Answer with one number: how many lines hold the string "title".

____________

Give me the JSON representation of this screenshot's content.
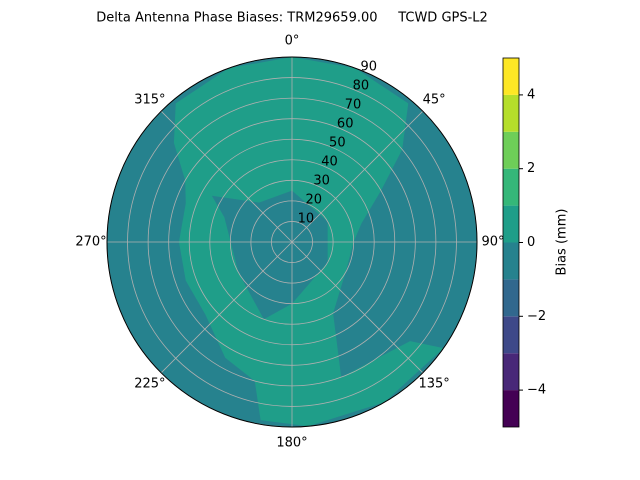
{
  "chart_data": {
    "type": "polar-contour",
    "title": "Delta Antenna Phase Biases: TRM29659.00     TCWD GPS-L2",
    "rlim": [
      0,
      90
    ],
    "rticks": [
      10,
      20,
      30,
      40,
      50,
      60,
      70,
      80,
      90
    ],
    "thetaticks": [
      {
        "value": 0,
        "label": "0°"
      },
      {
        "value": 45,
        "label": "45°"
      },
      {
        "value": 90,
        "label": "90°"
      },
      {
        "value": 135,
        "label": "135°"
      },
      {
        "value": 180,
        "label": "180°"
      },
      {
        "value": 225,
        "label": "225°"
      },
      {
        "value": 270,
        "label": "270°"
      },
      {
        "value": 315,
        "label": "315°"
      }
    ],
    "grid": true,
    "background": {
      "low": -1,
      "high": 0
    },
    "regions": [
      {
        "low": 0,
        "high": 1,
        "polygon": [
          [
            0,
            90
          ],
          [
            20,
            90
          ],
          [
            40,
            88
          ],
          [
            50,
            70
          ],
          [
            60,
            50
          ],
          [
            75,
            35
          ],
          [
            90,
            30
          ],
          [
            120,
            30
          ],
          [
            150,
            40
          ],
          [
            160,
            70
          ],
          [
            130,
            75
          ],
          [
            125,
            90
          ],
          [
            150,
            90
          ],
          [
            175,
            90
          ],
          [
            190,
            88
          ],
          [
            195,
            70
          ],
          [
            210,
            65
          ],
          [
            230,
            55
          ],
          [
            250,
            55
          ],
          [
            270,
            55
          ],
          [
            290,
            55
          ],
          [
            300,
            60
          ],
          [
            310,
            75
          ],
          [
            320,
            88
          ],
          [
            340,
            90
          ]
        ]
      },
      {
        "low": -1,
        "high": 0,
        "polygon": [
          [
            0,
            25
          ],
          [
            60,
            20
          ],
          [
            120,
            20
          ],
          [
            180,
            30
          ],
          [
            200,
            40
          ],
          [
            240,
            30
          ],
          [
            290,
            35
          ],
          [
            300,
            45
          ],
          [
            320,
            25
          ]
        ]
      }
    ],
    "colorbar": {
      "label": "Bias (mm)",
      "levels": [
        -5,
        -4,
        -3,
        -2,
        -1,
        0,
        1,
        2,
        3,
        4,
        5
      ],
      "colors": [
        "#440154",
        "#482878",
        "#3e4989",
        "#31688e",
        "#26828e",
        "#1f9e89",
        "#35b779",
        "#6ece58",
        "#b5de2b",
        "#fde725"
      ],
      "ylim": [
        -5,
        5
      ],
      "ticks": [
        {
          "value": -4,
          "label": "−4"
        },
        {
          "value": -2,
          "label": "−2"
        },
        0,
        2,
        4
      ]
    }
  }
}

____________

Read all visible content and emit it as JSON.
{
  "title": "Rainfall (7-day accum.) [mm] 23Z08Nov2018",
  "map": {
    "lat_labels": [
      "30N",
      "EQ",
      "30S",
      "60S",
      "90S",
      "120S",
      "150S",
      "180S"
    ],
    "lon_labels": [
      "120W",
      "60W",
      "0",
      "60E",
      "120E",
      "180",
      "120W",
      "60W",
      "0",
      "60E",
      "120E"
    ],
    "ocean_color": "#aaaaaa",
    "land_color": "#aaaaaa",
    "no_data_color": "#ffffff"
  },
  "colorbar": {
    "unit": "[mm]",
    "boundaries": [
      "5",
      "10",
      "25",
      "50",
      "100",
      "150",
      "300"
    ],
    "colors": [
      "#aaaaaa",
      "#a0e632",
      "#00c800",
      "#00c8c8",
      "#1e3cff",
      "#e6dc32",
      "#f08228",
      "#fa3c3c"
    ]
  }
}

____________

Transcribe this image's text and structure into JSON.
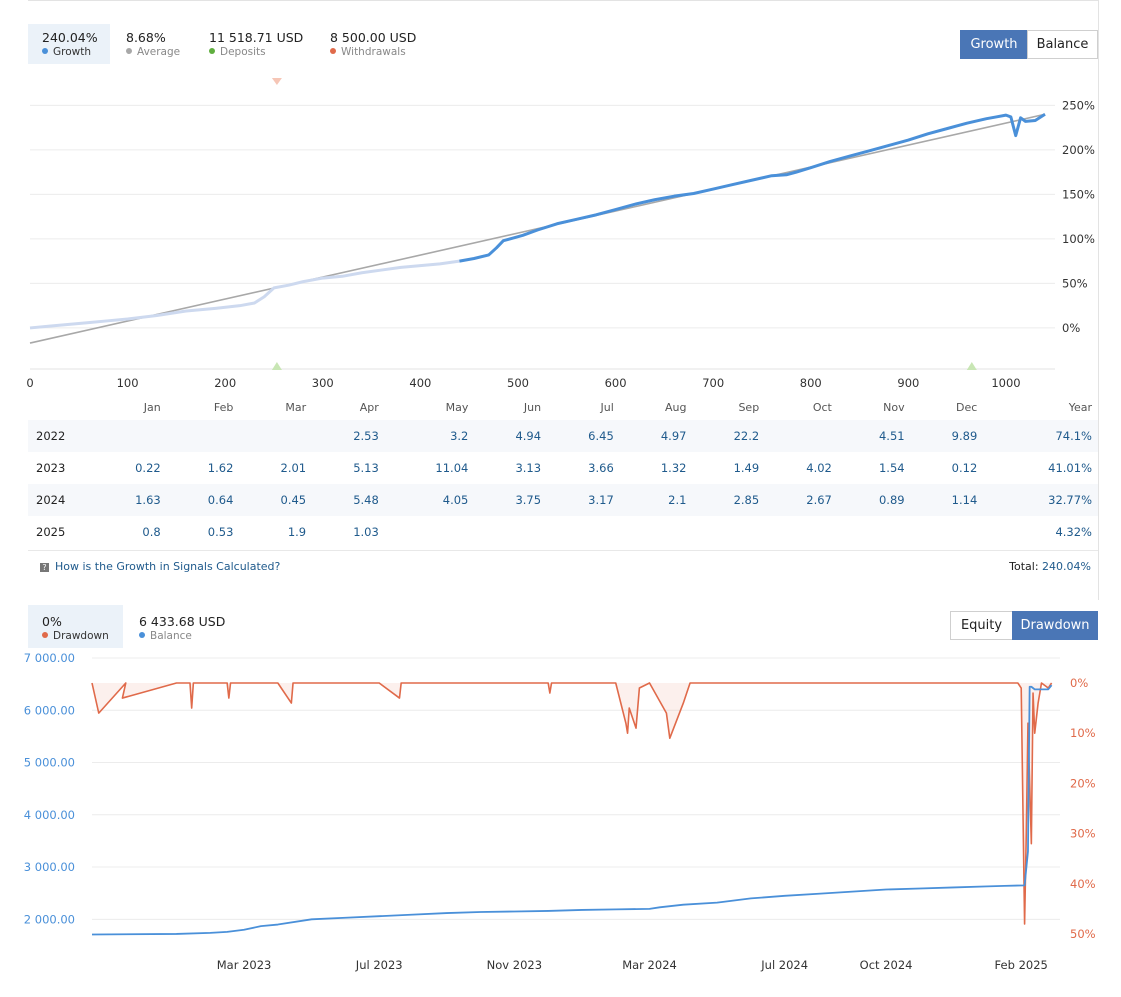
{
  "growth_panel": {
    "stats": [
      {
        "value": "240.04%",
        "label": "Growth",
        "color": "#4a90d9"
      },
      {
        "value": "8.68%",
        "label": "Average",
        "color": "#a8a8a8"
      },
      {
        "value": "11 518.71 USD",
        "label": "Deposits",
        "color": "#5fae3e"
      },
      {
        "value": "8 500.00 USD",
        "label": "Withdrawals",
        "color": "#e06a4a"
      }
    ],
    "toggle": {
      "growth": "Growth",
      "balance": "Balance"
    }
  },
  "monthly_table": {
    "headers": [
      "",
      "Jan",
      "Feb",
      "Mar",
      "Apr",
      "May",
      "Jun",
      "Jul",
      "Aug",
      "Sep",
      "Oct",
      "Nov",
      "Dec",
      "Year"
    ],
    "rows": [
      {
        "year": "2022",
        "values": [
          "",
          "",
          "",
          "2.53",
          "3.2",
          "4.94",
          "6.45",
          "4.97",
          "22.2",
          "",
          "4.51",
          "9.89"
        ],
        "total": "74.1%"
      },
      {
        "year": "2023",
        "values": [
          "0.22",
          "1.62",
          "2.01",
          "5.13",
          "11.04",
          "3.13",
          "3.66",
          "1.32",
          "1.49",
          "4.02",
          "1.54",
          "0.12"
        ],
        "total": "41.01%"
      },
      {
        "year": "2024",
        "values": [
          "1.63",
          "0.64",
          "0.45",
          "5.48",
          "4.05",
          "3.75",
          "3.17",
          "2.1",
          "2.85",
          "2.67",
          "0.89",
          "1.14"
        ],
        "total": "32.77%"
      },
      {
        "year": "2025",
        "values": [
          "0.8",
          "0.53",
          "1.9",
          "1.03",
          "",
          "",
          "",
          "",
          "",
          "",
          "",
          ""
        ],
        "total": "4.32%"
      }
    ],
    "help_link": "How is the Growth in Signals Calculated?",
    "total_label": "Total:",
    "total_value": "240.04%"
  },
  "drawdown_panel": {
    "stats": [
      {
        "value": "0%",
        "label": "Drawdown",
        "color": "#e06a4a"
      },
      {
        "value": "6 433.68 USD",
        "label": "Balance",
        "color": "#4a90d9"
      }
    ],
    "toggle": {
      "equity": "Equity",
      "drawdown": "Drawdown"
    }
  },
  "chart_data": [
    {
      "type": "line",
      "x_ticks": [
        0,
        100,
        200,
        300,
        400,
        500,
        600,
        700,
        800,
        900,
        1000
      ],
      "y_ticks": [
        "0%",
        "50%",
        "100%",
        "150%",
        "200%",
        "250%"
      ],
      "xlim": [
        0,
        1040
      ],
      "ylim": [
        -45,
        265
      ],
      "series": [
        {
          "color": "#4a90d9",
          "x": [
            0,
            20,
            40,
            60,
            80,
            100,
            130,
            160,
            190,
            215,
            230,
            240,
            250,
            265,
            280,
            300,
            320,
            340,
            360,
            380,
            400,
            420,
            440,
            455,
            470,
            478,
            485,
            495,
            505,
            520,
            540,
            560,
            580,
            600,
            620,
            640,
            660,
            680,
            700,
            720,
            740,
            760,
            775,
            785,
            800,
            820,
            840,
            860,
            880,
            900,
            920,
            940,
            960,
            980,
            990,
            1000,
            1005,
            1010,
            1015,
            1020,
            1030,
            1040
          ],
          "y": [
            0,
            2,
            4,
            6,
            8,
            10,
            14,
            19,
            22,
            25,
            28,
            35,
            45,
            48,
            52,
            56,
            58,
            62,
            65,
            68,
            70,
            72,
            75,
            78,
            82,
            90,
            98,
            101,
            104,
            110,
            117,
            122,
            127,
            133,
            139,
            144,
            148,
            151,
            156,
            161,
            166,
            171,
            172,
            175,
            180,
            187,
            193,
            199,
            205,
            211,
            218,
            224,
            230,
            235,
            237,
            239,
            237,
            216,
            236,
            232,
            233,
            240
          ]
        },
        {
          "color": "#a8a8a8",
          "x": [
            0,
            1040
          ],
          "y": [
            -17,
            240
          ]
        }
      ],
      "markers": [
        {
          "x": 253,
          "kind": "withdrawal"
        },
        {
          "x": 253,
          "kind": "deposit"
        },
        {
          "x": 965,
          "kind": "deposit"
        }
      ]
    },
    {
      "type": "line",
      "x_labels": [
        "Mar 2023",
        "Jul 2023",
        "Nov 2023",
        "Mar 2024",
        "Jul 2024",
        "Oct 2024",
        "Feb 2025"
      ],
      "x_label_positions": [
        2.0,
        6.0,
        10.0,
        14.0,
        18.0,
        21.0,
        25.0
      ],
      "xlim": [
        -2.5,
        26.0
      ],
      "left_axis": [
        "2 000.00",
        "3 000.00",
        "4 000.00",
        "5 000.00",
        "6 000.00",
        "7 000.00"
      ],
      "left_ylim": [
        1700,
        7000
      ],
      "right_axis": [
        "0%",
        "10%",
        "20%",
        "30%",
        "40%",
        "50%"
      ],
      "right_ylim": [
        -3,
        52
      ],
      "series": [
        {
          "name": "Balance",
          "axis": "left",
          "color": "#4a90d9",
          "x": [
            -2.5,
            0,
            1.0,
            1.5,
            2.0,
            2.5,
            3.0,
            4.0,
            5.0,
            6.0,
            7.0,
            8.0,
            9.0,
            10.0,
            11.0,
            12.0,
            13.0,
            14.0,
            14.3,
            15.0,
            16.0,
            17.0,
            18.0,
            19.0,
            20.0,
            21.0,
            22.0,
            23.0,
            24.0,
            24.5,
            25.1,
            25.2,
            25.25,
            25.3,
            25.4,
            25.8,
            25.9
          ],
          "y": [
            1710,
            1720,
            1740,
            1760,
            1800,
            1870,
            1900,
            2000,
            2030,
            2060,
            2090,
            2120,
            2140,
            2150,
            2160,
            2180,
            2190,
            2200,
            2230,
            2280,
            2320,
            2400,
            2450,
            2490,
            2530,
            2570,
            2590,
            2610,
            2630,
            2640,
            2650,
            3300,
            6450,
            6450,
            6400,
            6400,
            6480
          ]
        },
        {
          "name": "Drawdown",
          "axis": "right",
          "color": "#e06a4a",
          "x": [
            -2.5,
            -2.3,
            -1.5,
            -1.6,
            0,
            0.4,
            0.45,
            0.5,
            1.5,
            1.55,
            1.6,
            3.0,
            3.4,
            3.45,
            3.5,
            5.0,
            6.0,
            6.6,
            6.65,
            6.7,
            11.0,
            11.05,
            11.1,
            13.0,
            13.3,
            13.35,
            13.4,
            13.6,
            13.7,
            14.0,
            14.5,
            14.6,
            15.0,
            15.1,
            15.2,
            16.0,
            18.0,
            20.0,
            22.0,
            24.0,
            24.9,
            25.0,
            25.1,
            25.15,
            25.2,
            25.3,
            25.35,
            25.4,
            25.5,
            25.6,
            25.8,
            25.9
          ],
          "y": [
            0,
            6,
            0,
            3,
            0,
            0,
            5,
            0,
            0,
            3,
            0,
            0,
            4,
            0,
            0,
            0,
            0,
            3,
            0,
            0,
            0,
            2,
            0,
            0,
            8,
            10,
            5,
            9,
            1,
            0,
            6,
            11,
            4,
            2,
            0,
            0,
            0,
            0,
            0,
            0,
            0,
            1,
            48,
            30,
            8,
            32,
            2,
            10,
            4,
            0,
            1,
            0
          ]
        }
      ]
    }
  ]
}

____________

→ Reply to the task
2